### Information supplied:
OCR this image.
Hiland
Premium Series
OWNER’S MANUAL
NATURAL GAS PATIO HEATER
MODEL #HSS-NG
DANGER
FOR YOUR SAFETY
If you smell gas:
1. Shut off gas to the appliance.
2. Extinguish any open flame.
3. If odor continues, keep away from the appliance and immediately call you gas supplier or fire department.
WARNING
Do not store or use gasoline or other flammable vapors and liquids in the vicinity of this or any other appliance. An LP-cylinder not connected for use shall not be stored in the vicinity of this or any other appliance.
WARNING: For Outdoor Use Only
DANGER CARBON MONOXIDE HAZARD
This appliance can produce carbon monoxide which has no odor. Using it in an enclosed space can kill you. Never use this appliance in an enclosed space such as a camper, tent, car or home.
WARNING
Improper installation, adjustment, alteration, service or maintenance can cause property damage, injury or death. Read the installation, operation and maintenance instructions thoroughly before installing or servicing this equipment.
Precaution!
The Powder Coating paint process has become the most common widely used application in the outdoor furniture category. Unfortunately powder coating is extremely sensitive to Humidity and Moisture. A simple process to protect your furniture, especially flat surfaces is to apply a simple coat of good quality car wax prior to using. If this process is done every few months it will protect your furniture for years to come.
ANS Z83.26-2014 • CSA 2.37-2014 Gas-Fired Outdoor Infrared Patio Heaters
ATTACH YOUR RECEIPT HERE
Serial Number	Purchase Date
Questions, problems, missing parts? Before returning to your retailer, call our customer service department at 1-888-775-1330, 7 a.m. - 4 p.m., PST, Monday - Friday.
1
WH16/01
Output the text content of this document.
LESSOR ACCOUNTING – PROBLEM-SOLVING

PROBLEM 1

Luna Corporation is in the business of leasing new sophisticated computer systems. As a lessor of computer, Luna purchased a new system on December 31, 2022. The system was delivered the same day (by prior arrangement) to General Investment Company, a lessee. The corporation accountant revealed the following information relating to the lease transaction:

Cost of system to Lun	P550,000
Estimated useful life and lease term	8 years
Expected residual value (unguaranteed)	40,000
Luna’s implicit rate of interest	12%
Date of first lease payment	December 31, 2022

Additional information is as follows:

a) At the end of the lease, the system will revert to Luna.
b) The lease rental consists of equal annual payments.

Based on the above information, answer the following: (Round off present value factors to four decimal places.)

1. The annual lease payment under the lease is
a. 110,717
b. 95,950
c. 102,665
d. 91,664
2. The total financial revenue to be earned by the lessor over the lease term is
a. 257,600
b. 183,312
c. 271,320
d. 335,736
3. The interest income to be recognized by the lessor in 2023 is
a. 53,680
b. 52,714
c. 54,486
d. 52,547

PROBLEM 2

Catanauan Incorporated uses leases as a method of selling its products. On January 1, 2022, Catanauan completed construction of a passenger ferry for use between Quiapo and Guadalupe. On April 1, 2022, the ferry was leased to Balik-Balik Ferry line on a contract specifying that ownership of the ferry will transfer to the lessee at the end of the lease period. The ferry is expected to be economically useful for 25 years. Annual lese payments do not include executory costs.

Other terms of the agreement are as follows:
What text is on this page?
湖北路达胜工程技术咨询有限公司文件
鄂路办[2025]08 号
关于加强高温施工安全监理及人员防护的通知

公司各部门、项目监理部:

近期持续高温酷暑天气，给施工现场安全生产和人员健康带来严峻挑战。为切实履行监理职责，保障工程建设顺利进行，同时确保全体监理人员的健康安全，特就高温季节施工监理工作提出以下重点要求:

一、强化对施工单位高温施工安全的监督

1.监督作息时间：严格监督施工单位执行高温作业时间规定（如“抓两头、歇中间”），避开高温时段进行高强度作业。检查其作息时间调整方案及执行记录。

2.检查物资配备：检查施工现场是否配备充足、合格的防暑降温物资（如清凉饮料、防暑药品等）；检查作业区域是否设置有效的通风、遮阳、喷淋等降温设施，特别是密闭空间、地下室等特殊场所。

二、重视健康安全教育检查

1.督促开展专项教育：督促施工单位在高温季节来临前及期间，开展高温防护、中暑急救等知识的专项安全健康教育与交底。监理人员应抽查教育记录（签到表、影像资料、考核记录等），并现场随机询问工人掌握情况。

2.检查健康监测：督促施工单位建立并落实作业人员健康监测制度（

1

### Task to carry out:
Your task is to extract all of the records exactly.

### Answer to this task:
OCR this image.
Hiland
Premium Series
OWNER’S MANUAL
NATURAL GAS PATIO HEATER
MODEL #HSS-NG
DANGER
FOR YOUR SAFETY
If you smell gas:
1. Shut off gas to the appliance.
2. Extinguish any open flame.
3. If odor continues, keep away from the appliance and immediately call you gas supplier or fire department.
WARNING
Do not store or use gasoline or other flammable vapors and liquids in the vicinity of this or any other appliance. An LP-cylinder not connected for use shall not be stored in the vicinity of this or any other appliance.
WARNING: For Outdoor Use Only
DANGER CARBON MONOXIDE HAZARD
This appliance can produce carbon monoxide which has no odor. Using it in an enclosed space can kill you. Never use this appliance in an enclosed space such as a camper, tent, car or home.
WARNING
Improper installation, adjustment, alteration, service or maintenance can cause property damage, injury or death. Read the installation, operation and maintenance instructions thoroughly before installing or servicing this equipment.
Precaution!
The Powder Coating paint process has become the most common widely used application in the outdoor furniture category. Unfortunately powder coating is extremely sensitive to Humidity and Moisture. A simple process to protect your furniture, especially flat surfaces is to apply a simple coat of good quality car wax prior to using. If this process is done every few months it will protect your furniture for years to come.
ANS Z83.26-2014 • CSA 2.37-2014 Gas-Fired Outdoor Infrared Patio Heaters
ATTACH YOUR RECEIPT HERE
Serial Number	Purchase Date
Questions, problems, missing parts? Before returning to your retailer, call our customer service department at 1-888-775-1330, 7 a.m. - 4 p.m., PST, Monday - Friday.
1
WH16/01
Output the text content of this document.
LESSOR ACCOUNTING – PROBLEM-SOLVING

PROBLEM 1

Luna Corporation is in the business of leasing new sophisticated computer systems. As a lessor of computer, Luna purchased a new system on December 31, 2022. The system was delivered the same day (by prior arrangement) to General Investment Company, a lessee. The corporation accountant revealed the following information relating to the lease transaction:

Cost of system to Lun	P550,000
Estimated useful life and lease term	8 years
Expected residual value (unguaranteed)	40,000
Luna’s implicit rate of interest	12%
Date of first lease payment	December 31, 2022

Additional information is as follows:

a) At the end of the lease, the system will revert to Luna.
b) The lease rental consists of equal annual payments.

Based on the above information, answer the following: (Round off present value factors to four decimal places.)

1. The annual lease payment under the lease is
a. 110,717
b. 95,950
c. 102,665
d. 91,664
2. The total financial revenue to be earned by the lessor over the lease term is
a. 257,600
b. 183,312
c. 271,320
d. 335,736
3. The interest income to be recognized by the lessor in 2023 is
a. 53,680
b. 52,714
c. 54,486
d. 52,547

PROBLEM 2

Catanauan Incorporated uses leases as a method of selling its products. On January 1, 2022, Catanauan completed construction of a passenger ferry for use between Quiapo and Guadalupe. On April 1, 2022, the ferry was leased to Balik-Balik Ferry line on a contract specifying that ownership of the ferry will transfer to the lessee at the end of the lease period. The ferry is expected to be economically useful for 25 years. Annual lese payments do not include executory costs.

Other terms of the agreement are as follows:
What text is on this page?
湖北路达胜工程技术咨询有限公司文件
鄂路办[2025]08 号
关于加强高温施工安全监理及人员防护的通知

公司各部门、项目监理部:

近期持续高温酷暑天气，给施工现场安全生产和人员健康带来严峻挑战。为切实履行监理职责，保障工程建设顺利进行，同时确保全体监理人员的健康安全，特就高温季节施工监理工作提出以下重点要求:

一、强化对施工单位高温施工安全的监督

1.监督作息时间：严格监督施工单位执行高温作业时间规定（如“抓两头、歇中间”），避开高温时段进行高强度作业。检查其作息时间调整方案及执行记录。

2.检查物资配备：检查施工现场是否配备充足、合格的防暑降温物资（如清凉饮料、防暑药品等）；检查作业区域是否设置有效的通风、遮阳、喷淋等降温设施，特别是密闭空间、地下室等特殊场所。

二、重视健康安全教育检查

1.督促开展专项教育：督促施工单位在高温季节来临前及期间，开展高温防护、中暑急救等知识的专项安全健康教育与交底。监理人员应抽查教育记录（签到表、影像资料、考核记录等），并现场随机询问工人掌握情况。

2.检查健康监测：督促施工单位建立并落实作业人员健康监测制度（

1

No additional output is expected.